- **WHAT YOU WILL DO**:
All of the records listed below should be retyped exactly.
-- BEGIN SOURCE MATERIAL --
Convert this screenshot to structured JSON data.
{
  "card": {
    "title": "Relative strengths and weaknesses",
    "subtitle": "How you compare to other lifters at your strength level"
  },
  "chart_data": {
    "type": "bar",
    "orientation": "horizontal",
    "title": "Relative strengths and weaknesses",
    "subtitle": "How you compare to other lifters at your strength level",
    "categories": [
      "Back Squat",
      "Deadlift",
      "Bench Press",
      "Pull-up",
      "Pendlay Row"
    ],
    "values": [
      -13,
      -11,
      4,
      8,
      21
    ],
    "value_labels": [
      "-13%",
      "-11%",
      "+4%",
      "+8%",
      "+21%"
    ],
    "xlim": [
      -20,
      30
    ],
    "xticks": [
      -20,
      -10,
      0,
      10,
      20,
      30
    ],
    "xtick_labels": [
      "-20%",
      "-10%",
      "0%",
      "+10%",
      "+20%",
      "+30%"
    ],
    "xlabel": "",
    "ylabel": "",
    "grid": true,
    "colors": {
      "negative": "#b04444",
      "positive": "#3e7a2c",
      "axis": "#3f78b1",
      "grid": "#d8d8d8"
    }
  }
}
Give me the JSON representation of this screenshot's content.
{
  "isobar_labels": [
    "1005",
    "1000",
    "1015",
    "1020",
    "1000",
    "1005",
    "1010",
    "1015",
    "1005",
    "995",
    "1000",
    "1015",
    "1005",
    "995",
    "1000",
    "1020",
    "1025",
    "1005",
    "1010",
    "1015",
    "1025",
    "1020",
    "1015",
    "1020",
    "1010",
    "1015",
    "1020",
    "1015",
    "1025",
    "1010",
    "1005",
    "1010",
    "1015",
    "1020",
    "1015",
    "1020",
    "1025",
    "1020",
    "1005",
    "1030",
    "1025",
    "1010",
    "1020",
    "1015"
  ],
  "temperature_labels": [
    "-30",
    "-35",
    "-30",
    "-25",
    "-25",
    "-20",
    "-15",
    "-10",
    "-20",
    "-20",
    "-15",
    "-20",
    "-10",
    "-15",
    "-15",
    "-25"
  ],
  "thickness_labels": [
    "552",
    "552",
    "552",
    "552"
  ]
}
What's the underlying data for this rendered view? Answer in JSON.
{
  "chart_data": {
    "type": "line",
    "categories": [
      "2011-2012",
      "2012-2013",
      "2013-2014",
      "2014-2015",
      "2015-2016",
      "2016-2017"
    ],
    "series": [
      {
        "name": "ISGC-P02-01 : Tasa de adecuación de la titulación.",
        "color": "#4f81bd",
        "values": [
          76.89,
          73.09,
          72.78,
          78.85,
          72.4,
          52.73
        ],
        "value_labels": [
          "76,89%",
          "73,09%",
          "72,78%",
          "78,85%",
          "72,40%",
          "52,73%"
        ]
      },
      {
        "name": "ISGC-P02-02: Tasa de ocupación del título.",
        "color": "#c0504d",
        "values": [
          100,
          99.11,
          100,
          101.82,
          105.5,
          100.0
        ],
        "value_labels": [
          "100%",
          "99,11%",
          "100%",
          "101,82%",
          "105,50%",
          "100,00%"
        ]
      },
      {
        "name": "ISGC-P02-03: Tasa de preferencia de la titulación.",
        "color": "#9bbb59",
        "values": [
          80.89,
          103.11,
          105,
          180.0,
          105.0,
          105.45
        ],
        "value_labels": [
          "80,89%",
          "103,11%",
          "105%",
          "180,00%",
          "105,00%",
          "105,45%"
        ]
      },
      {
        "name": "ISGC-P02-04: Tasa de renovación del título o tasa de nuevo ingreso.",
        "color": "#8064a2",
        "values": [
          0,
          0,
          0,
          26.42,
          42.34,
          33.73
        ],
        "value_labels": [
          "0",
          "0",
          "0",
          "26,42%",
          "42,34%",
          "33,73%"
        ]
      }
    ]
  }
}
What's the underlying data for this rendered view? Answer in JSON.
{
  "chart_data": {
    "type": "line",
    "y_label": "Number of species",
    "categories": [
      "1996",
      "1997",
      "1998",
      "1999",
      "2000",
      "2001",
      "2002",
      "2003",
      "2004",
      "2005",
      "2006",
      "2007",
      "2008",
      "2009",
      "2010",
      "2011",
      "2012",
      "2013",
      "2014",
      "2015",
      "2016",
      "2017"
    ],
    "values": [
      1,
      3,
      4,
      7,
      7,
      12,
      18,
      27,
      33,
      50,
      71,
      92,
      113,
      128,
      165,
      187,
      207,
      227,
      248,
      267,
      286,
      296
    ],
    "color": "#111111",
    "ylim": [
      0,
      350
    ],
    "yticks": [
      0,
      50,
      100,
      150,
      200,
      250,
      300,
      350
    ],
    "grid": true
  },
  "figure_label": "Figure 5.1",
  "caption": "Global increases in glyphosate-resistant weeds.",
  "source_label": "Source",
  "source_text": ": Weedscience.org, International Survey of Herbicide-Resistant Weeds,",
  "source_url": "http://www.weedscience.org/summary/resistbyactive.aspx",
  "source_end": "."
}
-- END SOURCE MATERIAL --
- **RESULT OF THE EXERCISE**:
Convert this screenshot to structured JSON data.
{
  "card": {
    "title": "Relative strengths and weaknesses",
    "subtitle": "How you compare to other lifters at your strength level"
  },
  "chart_data": {
    "type": "bar",
    "orientation": "horizontal",
    "title": "Relative strengths and weaknesses",
    "subtitle": "How you compare to other lifters at your strength level",
    "categories": [
      "Back Squat",
      "Deadlift",
      "Bench Press",
      "Pull-up",
      "Pendlay Row"
    ],
    "values": [
      -13,
      -11,
      4,
      8,
      21
    ],
    "value_labels": [
      "-13%",
      "-11%",
      "+4%",
      "+8%",
      "+21%"
    ],
    "xlim": [
      -20,
      30
    ],
    "xticks": [
      -20,
      -10,
      0,
      10,
      20,
      30
    ],
    "xtick_labels": [
      "-20%",
      "-10%",
      "0%",
      "+10%",
      "+20%",
      "+30%"
    ],
    "xlabel": "",
    "ylabel": "",
    "grid": true,
    "colors": {
      "negative": "#b04444",
      "positive": "#3e7a2c",
      "axis": "#3f78b1",
      "grid": "#d8d8d8"
    }
  }
}
Give me the JSON representation of this screenshot's content.
{
  "isobar_labels": [
    "1005",
    "1000",
    "1015",
    "1020",
    "1000",
    "1005",
    "1010",
    "1015",
    "1005",
    "995",
    "1000",
    "1015",
    "1005",
    "995",
    "1000",
    "1020",
    "1025",
    "1005",
    "1010",
    "1015",
    "1025",
    "1020",
    "1015",
    "1020",
    "1010",
    "1015",
    "1020",
    "1015",
    "1025",
    "1010",
    "1005",
    "1010",
    "1015",
    "1020",
    "1015",
    "1020",
    "1025",
    "1020",
    "1005",
    "1030",
    "1025",
    "1010",
    "1020",
    "1015"
  ],
  "temperature_labels": [
    "-30",
    "-35",
    "-30",
    "-25",
    "-25",
    "-20",
    "-15",
    "-10",
    "-20",
    "-20",
    "-15",
    "-20",
    "-10",
    "-15",
    "-15",
    "-25"
  ],
  "thickness_labels": [
    "552",
    "552",
    "552",
    "552"
  ]
}
What's the underlying data for this rendered view? Answer in JSON.
{
  "chart_data": {
    "type": "line",
    "categories": [
      "2011-2012",
      "2012-2013",
      "2013-2014",
      "2014-2015",
      "2015-2016",
      "2016-2017"
    ],
    "series": [
      {
        "name": "ISGC-P02-01 : Tasa de adecuación de la titulación.",
        "color": "#4f81bd",
        "values": [
          76.89,
          73.09,
          72.78,
          78.85,
          72.4,
          52.73
        ],
        "value_labels": [
          "76,89%",
          "73,09%",
          "72,78%",
          "78,85%",
          "72,40%",
          "52,73%"
        ]
      },
      {
        "name": "ISGC-P02-02: Tasa de ocupación del título.",
        "color": "#c0504d",
        "values": [
          100,
          99.11,
          100,
          101.82,
          105.5,
          100.0
        ],
        "value_labels": [
          "100%",
          "99,11%",
          "100%",
          "101,82%",
          "105,50%",
          "100,00%"
        ]
      },
      {
        "name": "ISGC-P02-03: Tasa de preferencia de la titulación.",
        "color": "#9bbb59",
        "values": [
          80.89,
          103.11,
          105,
          180.0,
          105.0,
          105.45
        ],
        "value_labels": [
          "80,89%",
          "103,11%",
          "105%",
          "180,00%",
          "105,00%",
          "105,45%"
        ]
      },
      {
        "name": "ISGC-P02-04: Tasa de renovación del título o tasa de nuevo ingreso.",
        "color": "#8064a2",
        "values": [
          0,
          0,
          0,
          26.42,
          42.34,
          33.73
        ],
        "value_labels": [
          "0",
          "0",
          "0",
          "26,42%",
          "42,34%",
          "33,73%"
        ]
      }
    ]
  }
}
What's the underlying data for this rendered view? Answer in JSON.
{
  "chart_data": {
    "type": "line",
    "y_label": "Number of species",
    "categories": [
      "1996",
      "1997",
      "1998",
      "1999",
      "2000",
      "2001",
      "2002",
      "2003",
      "2004",
      "2005",
      "2006",
      "2007",
      "2008",
      "2009",
      "2010",
      "2011",
      "2012",
      "2013",
      "2014",
      "2015",
      "2016",
      "2017"
    ],
    "values": [
      1,
      3,
      4,
      7,
      7,
      12,
      18,
      27,
      33,
      50,
      71,
      92,
      113,
      128,
      165,
      187,
      207,
      227,
      248,
      267,
      286,
      296
    ],
    "color": "#111111",
    "ylim": [
      0,
      350
    ],
    "yticks": [
      0,
      50,
      100,
      150,
      200,
      250,
      300,
      350
    ],
    "grid": true
  },
  "figure_label": "Figure 5.1",
  "caption": "Global increases in glyphosate-resistant weeds.",
  "source_label": "Source",
  "source_text": ": Weedscience.org, International Survey of Herbicide-Resistant Weeds,",
  "source_url": "http://www.weedscience.org/summary/resistbyactive.aspx",
  "source_end": "."
}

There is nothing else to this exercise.